Aim of the exercise: Identify all lines below that hold "Cancel" and collect them.

************

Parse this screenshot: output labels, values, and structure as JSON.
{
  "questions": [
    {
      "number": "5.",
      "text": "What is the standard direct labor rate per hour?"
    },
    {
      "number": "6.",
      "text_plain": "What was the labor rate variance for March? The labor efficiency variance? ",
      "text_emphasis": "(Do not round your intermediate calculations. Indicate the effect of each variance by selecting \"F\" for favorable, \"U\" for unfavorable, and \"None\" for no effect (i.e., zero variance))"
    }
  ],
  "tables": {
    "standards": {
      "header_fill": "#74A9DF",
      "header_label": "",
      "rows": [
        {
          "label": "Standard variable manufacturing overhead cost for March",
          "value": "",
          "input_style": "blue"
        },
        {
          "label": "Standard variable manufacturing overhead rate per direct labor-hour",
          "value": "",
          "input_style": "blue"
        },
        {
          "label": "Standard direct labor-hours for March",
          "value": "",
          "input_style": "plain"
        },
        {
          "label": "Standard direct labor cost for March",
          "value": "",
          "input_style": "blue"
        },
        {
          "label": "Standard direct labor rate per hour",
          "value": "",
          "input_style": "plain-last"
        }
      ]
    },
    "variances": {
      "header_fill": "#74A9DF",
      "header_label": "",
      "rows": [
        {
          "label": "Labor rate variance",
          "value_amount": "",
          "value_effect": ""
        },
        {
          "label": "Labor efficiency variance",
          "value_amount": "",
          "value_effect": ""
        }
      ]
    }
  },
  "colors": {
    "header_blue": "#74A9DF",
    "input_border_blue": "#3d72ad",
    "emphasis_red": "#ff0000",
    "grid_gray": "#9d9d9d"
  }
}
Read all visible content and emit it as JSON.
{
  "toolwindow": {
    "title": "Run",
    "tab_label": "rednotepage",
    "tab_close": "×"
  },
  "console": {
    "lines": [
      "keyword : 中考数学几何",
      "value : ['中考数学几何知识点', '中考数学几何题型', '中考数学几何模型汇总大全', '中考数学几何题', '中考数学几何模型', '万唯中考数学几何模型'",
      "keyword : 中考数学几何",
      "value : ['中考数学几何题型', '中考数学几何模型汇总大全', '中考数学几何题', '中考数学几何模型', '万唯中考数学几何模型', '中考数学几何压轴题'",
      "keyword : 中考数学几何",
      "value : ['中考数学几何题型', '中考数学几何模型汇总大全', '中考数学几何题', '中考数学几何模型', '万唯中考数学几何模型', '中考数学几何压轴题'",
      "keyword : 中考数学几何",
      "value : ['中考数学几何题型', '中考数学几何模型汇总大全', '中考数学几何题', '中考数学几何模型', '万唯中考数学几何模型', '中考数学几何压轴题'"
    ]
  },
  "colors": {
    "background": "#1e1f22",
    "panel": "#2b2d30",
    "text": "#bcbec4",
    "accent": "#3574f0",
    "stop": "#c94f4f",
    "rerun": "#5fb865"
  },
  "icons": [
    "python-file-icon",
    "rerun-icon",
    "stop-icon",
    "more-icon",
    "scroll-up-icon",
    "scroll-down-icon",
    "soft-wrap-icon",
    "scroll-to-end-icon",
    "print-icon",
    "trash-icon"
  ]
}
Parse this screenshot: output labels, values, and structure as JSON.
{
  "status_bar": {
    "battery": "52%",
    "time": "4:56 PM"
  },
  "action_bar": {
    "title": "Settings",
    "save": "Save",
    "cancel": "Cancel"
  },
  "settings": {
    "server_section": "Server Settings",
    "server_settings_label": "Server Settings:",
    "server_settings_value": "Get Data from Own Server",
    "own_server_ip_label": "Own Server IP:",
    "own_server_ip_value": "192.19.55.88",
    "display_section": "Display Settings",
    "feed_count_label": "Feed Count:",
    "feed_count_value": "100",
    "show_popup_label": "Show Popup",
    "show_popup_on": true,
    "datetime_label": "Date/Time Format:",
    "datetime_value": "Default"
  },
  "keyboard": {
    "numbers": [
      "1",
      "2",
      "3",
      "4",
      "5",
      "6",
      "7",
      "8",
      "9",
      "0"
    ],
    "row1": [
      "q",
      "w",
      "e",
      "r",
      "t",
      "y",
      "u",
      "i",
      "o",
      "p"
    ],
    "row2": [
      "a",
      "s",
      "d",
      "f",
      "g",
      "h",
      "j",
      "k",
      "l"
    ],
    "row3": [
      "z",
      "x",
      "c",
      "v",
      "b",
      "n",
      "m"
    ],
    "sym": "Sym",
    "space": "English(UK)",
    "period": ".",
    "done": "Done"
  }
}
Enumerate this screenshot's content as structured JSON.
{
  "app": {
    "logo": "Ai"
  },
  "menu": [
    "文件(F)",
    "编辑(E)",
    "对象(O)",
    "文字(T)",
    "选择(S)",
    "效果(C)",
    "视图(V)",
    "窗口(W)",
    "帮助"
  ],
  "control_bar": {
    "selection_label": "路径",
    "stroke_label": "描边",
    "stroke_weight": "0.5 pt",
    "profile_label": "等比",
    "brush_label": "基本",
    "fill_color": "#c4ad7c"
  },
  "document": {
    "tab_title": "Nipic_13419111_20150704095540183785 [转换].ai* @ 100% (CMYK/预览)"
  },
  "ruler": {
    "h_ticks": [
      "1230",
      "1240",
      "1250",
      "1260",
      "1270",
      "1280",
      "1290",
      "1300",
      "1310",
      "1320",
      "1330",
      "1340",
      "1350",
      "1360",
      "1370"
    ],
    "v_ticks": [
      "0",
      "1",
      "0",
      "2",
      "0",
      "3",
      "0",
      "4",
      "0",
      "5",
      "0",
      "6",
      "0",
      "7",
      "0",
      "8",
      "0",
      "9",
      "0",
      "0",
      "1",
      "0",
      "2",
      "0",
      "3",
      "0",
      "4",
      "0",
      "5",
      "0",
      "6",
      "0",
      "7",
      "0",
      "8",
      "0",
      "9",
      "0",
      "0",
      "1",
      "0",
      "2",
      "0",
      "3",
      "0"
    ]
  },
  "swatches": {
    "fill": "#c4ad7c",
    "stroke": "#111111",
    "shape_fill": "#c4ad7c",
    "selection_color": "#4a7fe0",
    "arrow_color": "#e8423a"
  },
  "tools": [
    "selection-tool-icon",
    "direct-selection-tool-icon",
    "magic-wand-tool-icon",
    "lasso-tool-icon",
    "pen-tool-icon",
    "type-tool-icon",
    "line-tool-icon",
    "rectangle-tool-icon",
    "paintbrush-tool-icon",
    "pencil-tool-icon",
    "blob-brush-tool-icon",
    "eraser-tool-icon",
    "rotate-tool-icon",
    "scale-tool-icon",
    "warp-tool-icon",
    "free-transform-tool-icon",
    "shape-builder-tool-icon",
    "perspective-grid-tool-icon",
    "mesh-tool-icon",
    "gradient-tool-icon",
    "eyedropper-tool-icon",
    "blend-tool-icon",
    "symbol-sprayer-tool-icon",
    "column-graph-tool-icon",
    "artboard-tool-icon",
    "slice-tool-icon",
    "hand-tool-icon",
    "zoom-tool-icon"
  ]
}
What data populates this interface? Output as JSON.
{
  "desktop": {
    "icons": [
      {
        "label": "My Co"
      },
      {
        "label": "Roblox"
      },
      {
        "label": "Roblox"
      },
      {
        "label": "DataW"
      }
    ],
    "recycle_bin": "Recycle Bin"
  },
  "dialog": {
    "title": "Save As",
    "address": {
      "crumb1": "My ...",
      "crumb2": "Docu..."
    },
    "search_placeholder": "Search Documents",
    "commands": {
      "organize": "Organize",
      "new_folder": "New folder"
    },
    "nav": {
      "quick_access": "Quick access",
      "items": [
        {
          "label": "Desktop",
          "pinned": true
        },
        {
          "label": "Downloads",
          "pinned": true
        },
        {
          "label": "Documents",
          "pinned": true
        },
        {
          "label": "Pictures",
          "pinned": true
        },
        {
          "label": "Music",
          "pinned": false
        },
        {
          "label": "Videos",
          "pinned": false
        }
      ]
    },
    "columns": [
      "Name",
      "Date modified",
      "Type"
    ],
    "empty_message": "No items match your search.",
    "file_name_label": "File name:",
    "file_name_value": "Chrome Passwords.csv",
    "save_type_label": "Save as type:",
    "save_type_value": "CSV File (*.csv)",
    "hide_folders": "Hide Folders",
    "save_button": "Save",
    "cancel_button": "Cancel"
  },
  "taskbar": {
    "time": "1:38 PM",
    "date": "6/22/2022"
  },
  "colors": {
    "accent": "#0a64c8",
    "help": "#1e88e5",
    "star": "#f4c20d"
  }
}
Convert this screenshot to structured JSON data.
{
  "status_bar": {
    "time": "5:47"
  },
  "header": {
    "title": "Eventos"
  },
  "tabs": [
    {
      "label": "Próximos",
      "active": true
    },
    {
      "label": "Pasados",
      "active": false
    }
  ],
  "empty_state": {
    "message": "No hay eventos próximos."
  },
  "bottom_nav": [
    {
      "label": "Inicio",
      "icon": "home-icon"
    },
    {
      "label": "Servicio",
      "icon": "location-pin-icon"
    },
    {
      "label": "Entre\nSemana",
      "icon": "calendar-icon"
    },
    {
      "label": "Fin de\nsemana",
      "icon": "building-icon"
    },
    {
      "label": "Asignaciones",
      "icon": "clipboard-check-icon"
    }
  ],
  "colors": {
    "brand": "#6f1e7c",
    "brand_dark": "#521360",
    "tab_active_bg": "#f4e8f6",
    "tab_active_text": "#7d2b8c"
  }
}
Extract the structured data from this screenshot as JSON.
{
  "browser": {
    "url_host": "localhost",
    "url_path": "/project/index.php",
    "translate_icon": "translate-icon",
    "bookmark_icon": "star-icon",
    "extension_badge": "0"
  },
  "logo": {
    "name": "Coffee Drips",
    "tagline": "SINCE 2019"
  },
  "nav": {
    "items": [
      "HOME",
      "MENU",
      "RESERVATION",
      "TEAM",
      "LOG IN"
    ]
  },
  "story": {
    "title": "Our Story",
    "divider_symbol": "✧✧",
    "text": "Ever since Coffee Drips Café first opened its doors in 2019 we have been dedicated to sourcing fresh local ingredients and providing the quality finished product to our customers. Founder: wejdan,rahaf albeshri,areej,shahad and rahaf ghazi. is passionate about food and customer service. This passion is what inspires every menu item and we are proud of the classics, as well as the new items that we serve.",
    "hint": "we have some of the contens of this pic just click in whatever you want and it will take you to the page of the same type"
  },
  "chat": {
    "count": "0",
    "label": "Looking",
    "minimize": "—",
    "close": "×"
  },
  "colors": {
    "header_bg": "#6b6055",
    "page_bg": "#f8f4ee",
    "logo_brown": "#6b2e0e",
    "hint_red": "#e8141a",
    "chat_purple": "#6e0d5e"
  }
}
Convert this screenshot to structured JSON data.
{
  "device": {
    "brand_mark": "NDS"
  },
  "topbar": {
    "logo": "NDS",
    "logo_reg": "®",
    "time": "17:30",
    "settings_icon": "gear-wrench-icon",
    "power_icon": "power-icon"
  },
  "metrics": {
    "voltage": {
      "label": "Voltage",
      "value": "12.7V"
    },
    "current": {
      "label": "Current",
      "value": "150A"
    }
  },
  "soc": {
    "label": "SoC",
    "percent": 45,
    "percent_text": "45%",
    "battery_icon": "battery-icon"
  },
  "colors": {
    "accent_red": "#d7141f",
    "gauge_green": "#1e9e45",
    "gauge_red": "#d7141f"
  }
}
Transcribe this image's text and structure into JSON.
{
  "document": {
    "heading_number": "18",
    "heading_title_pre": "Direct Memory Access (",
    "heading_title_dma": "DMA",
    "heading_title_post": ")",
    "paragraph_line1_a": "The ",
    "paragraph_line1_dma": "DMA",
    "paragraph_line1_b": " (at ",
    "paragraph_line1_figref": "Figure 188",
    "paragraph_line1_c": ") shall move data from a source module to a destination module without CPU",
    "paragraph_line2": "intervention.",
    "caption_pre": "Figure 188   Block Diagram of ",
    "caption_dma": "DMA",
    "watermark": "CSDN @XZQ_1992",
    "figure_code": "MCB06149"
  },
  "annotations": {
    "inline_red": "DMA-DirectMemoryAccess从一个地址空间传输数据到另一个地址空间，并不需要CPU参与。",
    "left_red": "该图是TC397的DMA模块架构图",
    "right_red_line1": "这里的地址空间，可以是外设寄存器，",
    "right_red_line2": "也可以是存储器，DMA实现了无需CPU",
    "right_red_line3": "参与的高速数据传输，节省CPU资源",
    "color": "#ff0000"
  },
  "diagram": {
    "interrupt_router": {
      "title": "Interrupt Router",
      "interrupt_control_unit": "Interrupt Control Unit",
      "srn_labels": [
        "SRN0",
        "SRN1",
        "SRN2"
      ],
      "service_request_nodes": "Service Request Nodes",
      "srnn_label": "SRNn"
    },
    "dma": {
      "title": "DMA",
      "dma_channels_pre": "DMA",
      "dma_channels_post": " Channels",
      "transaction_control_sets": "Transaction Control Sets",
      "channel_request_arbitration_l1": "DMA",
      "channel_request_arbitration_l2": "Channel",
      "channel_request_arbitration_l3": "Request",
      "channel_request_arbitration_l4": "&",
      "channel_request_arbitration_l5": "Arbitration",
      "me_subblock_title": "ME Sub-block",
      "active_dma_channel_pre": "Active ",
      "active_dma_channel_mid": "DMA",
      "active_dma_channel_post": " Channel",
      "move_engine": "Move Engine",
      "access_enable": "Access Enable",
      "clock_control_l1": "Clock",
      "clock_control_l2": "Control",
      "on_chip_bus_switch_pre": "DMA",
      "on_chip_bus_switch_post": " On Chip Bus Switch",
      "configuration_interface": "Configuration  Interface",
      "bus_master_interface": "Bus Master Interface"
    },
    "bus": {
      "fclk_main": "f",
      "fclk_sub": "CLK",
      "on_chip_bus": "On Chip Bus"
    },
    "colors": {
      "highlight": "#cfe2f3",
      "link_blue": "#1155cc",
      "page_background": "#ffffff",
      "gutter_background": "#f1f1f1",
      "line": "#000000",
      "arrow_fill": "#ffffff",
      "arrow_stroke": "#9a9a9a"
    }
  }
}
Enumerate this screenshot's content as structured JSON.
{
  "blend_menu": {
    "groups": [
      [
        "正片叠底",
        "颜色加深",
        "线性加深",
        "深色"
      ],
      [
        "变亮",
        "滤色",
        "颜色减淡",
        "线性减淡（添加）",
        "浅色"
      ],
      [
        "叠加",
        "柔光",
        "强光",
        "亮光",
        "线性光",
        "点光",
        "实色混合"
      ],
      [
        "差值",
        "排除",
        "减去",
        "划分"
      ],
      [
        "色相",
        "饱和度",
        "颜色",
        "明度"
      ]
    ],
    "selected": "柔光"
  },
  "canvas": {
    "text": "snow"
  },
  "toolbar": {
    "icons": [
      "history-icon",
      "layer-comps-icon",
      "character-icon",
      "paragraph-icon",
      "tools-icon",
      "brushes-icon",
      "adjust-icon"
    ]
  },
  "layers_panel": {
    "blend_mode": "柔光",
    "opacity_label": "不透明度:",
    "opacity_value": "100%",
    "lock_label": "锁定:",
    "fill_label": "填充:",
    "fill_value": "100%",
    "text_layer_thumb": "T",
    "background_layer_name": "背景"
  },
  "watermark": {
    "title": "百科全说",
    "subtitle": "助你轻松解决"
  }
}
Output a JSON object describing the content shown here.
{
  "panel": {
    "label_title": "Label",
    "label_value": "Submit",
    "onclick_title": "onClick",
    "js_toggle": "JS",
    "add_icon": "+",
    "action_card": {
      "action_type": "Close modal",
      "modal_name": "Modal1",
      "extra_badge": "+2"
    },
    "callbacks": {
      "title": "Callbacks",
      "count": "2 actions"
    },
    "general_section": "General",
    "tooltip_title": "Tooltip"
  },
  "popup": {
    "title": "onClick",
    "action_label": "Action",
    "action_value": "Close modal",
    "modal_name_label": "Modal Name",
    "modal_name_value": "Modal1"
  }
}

************

Result for this task:
    "cancel": "Cancel"
    "cancel_button": "Cancel"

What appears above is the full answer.